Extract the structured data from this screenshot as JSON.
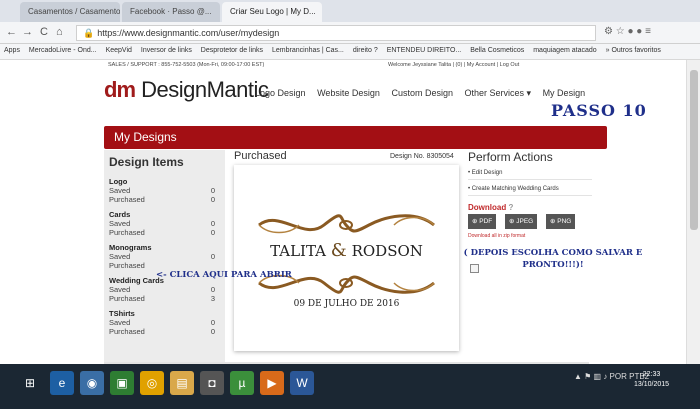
{
  "browser": {
    "tabs": [
      {
        "label": "Casamentos / Casamento ...",
        "active": false
      },
      {
        "label": "Facebook · Passo @...",
        "active": false
      },
      {
        "label": "Criar Seu Logo | My D...",
        "active": true
      }
    ],
    "url": "https://www.designmantic.com/user/mydesign",
    "nav_back": "←",
    "nav_forward": "→",
    "nav_reload": "C",
    "nav_home": "⌂",
    "toolbar_icons": "⚙ ☆ ● ● ≡",
    "bookmarks": [
      "Apps",
      "MercadoLivre - Ond...",
      "KeepVid",
      "Inversor de links",
      "Desprotetor de links",
      "Lembrancinhas | Cas...",
      "direito ?",
      "ENTENDEU DIREITO...",
      "Bella Cosmeticos",
      "maquiagem atacado"
    ],
    "bookmarks_more": "» Outros favoritos"
  },
  "site": {
    "top_left": "SALES / SUPPORT : 855-752-5503 (Mon-Fri, 09:00-17:00 EST)",
    "top_right": "Welcome Jeyssiane Talita  |  (0)  | My Account | Log Out",
    "logo_mark": "dm",
    "logo_name": "DesignMantic",
    "nav": [
      "Logo Design",
      "Website Design",
      "Custom Design",
      "Other Services ▾",
      "My Design"
    ],
    "page_title": "My Designs"
  },
  "annotations": {
    "passo": "PASSO   10",
    "clica": "<- CLICA AQUI PARA ABRIR",
    "note": "( DEPOIS ESCOLHA COMO SALVAR E PRONTO!!!)!"
  },
  "sidebar": {
    "heading": "Design Items",
    "categories": [
      {
        "title": "Logo",
        "saved_label": "Saved",
        "saved": "0",
        "purchased_label": "Purchased",
        "purchased": "0"
      },
      {
        "title": "Cards",
        "saved_label": "Saved",
        "saved": "0",
        "purchased_label": "Purchased",
        "purchased": "0"
      },
      {
        "title": "Monograms",
        "saved_label": "Saved",
        "saved": "0",
        "purchased_label": "Purchased",
        "purchased": ""
      },
      {
        "title": "Wedding Cards",
        "saved_label": "Saved",
        "saved": "0",
        "purchased_label": "Purchased",
        "purchased": "3"
      },
      {
        "title": "TShirts",
        "saved_label": "Saved",
        "saved": "0",
        "purchased_label": "Purchased",
        "purchased": "0"
      }
    ]
  },
  "design": {
    "section": "Purchased",
    "design_no": "Design No. 8305054",
    "name1": "TALITA",
    "amp": "&",
    "name2": "RODSON",
    "date": "09 DE JULHO DE 2016"
  },
  "perform": {
    "heading": "Perform Actions",
    "links": [
      "• Edit Design",
      "• Create Matching Wedding Cards"
    ],
    "download_label": "Download",
    "buttons": [
      "PDF",
      "JPEG",
      "PNG"
    ],
    "zip_link": "Download all in zip format"
  },
  "taskbar": {
    "time": "22:33",
    "date": "13/10/2015",
    "lang": "POR PTB2"
  }
}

---*---

▶ [YOUR INSTRUCTIONS] Reproduce each record from above exactly; pictures do not belong in the copy.

▶ [ANSWER TO THIS PROBLEM]
Extract the structured data from this screenshot as JSON.
{
  "browser": {
    "tabs": [
      {
        "label": "Casamentos / Casamento ...",
        "active": false
      },
      {
        "label": "Facebook · Passo @...",
        "active": false
      },
      {
        "label": "Criar Seu Logo | My D...",
        "active": true
      }
    ],
    "url": "https://www.designmantic.com/user/mydesign",
    "nav_back": "←",
    "nav_forward": "→",
    "nav_reload": "C",
    "nav_home": "⌂",
    "toolbar_icons": "⚙ ☆ ● ● ≡",
    "bookmarks": [
      "Apps",
      "MercadoLivre - Ond...",
      "KeepVid",
      "Inversor de links",
      "Desprotetor de links",
      "Lembrancinhas | Cas...",
      "direito ?",
      "ENTENDEU DIREITO...",
      "Bella Cosmeticos",
      "maquiagem atacado"
    ],
    "bookmarks_more": "» Outros favoritos"
  },
  "site": {
    "top_left": "SALES / SUPPORT : 855-752-5503 (Mon-Fri, 09:00-17:00 EST)",
    "top_right": "Welcome Jeyssiane Talita  |  (0)  | My Account | Log Out",
    "logo_mark": "dm",
    "logo_name": "DesignMantic",
    "nav": [
      "Logo Design",
      "Website Design",
      "Custom Design",
      "Other Services ▾",
      "My Design"
    ],
    "page_title": "My Designs"
  },
  "annotations": {
    "passo": "PASSO   10",
    "clica": "<- CLICA AQUI PARA ABRIR",
    "note": "( DEPOIS ESCOLHA COMO SALVAR E PRONTO!!!)!"
  },
  "sidebar": {
    "heading": "Design Items",
    "categories": [
      {
        "title": "Logo",
        "saved_label": "Saved",
        "saved": "0",
        "purchased_label": "Purchased",
        "purchased": "0"
      },
      {
        "title": "Cards",
        "saved_label": "Saved",
        "saved": "0",
        "purchased_label": "Purchased",
        "purchased": "0"
      },
      {
        "title": "Monograms",
        "saved_label": "Saved",
        "saved": "0",
        "purchased_label": "Purchased",
        "purchased": ""
      },
      {
        "title": "Wedding Cards",
        "saved_label": "Saved",
        "saved": "0",
        "purchased_label": "Purchased",
        "purchased": "3"
      },
      {
        "title": "TShirts",
        "saved_label": "Saved",
        "saved": "0",
        "purchased_label": "Purchased",
        "purchased": "0"
      }
    ]
  },
  "design": {
    "section": "Purchased",
    "design_no": "Design No. 8305054",
    "name1": "TALITA",
    "amp": "&",
    "name2": "RODSON",
    "date": "09 DE JULHO DE 2016"
  },
  "perform": {
    "heading": "Perform Actions",
    "links": [
      "• Edit Design",
      "• Create Matching Wedding Cards"
    ],
    "download_label": "Download",
    "buttons": [
      "PDF",
      "JPEG",
      "PNG"
    ],
    "zip_link": "Download all in zip format"
  },
  "taskbar": {
    "time": "22:33",
    "date": "13/10/2015",
    "lang": "POR PTB2"
  }
}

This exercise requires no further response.